**MATERIALS PROVIDED**
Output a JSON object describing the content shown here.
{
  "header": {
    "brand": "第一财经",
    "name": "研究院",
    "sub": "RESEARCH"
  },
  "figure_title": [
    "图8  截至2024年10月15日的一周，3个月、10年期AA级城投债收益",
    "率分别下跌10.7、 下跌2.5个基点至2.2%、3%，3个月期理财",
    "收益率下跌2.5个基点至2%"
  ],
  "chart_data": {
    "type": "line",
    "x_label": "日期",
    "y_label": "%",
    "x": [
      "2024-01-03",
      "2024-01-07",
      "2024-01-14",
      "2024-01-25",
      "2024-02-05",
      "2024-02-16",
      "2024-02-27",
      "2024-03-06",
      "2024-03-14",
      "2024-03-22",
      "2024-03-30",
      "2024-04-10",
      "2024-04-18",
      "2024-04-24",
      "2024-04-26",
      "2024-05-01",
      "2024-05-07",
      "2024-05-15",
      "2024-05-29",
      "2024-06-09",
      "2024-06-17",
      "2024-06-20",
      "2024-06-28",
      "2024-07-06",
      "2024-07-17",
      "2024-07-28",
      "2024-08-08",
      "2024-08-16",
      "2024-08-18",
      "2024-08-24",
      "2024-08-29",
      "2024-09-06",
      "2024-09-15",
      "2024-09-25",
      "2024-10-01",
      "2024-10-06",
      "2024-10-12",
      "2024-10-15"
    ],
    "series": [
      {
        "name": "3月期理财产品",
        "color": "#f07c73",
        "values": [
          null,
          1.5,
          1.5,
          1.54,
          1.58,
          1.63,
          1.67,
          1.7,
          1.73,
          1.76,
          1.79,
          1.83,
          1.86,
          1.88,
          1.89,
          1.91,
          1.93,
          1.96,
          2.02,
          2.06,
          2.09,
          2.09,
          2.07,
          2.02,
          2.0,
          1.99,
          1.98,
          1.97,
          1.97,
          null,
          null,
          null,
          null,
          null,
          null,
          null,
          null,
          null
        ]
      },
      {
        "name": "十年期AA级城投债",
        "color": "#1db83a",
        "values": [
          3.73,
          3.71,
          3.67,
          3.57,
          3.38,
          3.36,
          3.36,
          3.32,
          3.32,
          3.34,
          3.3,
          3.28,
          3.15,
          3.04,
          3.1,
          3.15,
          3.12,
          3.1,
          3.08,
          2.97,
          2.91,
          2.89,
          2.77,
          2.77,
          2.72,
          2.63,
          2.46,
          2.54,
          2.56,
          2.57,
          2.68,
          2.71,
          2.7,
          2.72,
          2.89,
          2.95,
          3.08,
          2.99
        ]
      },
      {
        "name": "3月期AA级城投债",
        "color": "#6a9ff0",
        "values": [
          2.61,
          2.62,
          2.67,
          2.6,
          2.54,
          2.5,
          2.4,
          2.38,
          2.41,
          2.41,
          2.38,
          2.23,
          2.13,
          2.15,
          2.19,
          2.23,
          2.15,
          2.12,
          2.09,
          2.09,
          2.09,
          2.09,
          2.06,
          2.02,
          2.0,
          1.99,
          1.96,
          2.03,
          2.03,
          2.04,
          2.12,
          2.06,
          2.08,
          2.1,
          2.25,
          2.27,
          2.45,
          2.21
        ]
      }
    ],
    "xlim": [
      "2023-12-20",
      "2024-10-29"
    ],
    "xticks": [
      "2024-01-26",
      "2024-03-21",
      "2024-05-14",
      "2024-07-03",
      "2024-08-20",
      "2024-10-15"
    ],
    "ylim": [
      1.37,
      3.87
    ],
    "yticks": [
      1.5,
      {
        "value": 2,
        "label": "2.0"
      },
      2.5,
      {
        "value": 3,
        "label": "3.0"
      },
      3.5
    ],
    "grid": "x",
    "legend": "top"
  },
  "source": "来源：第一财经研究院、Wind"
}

**TASK REQUIREMENTS**
Each entry must be reproduced verbatim.

**ANSWER IN FULL**
Output a JSON object describing the content shown here.
{
  "header": {
    "brand": "第一财经",
    "name": "研究院",
    "sub": "RESEARCH"
  },
  "figure_title": [
    "图8  截至2024年10月15日的一周，3个月、10年期AA级城投债收益",
    "率分别下跌10.7、 下跌2.5个基点至2.2%、3%，3个月期理财",
    "收益率下跌2.5个基点至2%"
  ],
  "chart_data": {
    "type": "line",
    "x_label": "日期",
    "y_label": "%",
    "x": [
      "2024-01-03",
      "2024-01-07",
      "2024-01-14",
      "2024-01-25",
      "2024-02-05",
      "2024-02-16",
      "2024-02-27",
      "2024-03-06",
      "2024-03-14",
      "2024-03-22",
      "2024-03-30",
      "2024-04-10",
      "2024-04-18",
      "2024-04-24",
      "2024-04-26",
      "2024-05-01",
      "2024-05-07",
      "2024-05-15",
      "2024-05-29",
      "2024-06-09",
      "2024-06-17",
      "2024-06-20",
      "2024-06-28",
      "2024-07-06",
      "2024-07-17",
      "2024-07-28",
      "2024-08-08",
      "2024-08-16",
      "2024-08-18",
      "2024-08-24",
      "2024-08-29",
      "2024-09-06",
      "2024-09-15",
      "2024-09-25",
      "2024-10-01",
      "2024-10-06",
      "2024-10-12",
      "2024-10-15"
    ],
    "series": [
      {
        "name": "3月期理财产品",
        "color": "#f07c73",
        "values": [
          null,
          1.5,
          1.5,
          1.54,
          1.58,
          1.63,
          1.67,
          1.7,
          1.73,
          1.76,
          1.79,
          1.83,
          1.86,
          1.88,
          1.89,
          1.91,
          1.93,
          1.96,
          2.02,
          2.06,
          2.09,
          2.09,
          2.07,
          2.02,
          2.0,
          1.99,
          1.98,
          1.97,
          1.97,
          null,
          null,
          null,
          null,
          null,
          null,
          null,
          null,
          null
        ]
      },
      {
        "name": "十年期AA级城投债",
        "color": "#1db83a",
        "values": [
          3.73,
          3.71,
          3.67,
          3.57,
          3.38,
          3.36,
          3.36,
          3.32,
          3.32,
          3.34,
          3.3,
          3.28,
          3.15,
          3.04,
          3.1,
          3.15,
          3.12,
          3.1,
          3.08,
          2.97,
          2.91,
          2.89,
          2.77,
          2.77,
          2.72,
          2.63,
          2.46,
          2.54,
          2.56,
          2.57,
          2.68,
          2.71,
          2.7,
          2.72,
          2.89,
          2.95,
          3.08,
          2.99
        ]
      },
      {
        "name": "3月期AA级城投债",
        "color": "#6a9ff0",
        "values": [
          2.61,
          2.62,
          2.67,
          2.6,
          2.54,
          2.5,
          2.4,
          2.38,
          2.41,
          2.41,
          2.38,
          2.23,
          2.13,
          2.15,
          2.19,
          2.23,
          2.15,
          2.12,
          2.09,
          2.09,
          2.09,
          2.09,
          2.06,
          2.02,
          2.0,
          1.99,
          1.96,
          2.03,
          2.03,
          2.04,
          2.12,
          2.06,
          2.08,
          2.1,
          2.25,
          2.27,
          2.45,
          2.21
        ]
      }
    ],
    "xlim": [
      "2023-12-20",
      "2024-10-29"
    ],
    "xticks": [
      "2024-01-26",
      "2024-03-21",
      "2024-05-14",
      "2024-07-03",
      "2024-08-20",
      "2024-10-15"
    ],
    "ylim": [
      1.37,
      3.87
    ],
    "yticks": [
      1.5,
      {
        "value": 2,
        "label": "2.0"
      },
      2.5,
      {
        "value": 3,
        "label": "3.0"
      },
      3.5
    ],
    "grid": "x",
    "legend": "top"
  },
  "source": "来源：第一财经研究院、Wind"
}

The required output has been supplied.